■ **Stated task**
Below are records. Copy every line with "налога" in it.

(Lines of data)
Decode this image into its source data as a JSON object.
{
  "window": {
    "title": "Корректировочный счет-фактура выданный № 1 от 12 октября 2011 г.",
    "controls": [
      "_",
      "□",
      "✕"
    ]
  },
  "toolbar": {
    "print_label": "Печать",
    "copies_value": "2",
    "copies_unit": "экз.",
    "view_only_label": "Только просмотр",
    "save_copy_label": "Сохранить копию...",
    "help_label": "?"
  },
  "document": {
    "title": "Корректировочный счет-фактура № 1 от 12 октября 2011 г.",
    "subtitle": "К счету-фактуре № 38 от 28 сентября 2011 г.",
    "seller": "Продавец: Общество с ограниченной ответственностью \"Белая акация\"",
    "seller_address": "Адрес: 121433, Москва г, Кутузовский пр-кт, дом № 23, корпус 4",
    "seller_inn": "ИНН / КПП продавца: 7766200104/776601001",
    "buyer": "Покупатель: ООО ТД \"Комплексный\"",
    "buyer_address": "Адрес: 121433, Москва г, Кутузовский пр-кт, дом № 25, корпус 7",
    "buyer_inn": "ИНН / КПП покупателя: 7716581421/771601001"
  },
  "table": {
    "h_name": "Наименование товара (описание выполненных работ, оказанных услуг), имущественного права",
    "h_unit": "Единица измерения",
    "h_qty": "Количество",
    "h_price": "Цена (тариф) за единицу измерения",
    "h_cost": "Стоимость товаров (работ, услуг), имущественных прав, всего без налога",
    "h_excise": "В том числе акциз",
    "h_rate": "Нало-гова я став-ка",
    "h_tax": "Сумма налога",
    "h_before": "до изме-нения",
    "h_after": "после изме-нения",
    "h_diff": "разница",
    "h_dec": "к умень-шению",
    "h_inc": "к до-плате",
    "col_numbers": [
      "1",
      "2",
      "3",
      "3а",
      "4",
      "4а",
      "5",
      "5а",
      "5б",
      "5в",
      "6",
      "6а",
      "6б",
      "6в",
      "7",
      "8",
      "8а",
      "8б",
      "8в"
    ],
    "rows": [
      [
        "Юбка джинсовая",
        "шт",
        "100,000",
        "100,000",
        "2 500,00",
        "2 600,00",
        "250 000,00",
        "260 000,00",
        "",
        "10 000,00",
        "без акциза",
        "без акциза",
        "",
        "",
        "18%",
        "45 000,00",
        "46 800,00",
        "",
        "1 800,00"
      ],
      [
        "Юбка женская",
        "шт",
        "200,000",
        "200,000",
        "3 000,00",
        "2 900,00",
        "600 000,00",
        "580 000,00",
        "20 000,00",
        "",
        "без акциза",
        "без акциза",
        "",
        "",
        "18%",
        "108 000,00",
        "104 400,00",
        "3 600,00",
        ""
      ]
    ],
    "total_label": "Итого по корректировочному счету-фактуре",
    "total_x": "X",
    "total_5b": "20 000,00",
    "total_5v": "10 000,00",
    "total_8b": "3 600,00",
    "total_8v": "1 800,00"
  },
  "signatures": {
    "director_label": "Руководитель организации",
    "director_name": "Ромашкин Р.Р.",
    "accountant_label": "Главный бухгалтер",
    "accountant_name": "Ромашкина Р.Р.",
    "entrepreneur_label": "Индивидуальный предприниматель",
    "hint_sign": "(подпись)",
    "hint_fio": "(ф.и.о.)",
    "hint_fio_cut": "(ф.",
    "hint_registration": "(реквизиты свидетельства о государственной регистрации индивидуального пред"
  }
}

■ **Correct response**
    "h_cost": "Стоимость товаров (работ, услуг), имущественных прав, всего без налога",
    "h_tax": "Сумма налога",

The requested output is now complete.